(Request): Locate each item below that contains the word "make", matching its case exactly, and copy every such item in full.

[Data lines]
□ □ □ □ □

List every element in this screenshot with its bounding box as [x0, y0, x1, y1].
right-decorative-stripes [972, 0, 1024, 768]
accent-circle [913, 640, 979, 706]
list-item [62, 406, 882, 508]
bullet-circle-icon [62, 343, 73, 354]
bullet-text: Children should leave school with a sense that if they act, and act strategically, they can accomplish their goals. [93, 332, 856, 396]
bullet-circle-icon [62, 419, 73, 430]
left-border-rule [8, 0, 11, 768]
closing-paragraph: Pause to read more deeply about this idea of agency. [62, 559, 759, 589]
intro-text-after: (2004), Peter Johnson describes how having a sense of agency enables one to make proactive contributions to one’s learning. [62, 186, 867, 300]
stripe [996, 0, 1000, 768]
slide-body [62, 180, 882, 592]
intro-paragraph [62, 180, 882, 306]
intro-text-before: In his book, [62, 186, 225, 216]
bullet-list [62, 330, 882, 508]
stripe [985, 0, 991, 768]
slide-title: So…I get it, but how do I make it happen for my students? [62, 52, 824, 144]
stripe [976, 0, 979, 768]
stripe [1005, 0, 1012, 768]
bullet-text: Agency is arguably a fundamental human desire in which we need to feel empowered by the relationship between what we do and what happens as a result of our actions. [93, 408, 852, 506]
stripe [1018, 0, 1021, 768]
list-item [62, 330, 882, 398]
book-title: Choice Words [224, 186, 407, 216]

□ □ □ □ □

(Complete output):
intro-text-after: (2004), Peter Johnson describes how having a sense of agency enables one to make proactive contributions to one’s learning. [62, 186, 867, 300]
slide-title: So…I get it, but how do I make it happen for my students? [62, 52, 824, 144]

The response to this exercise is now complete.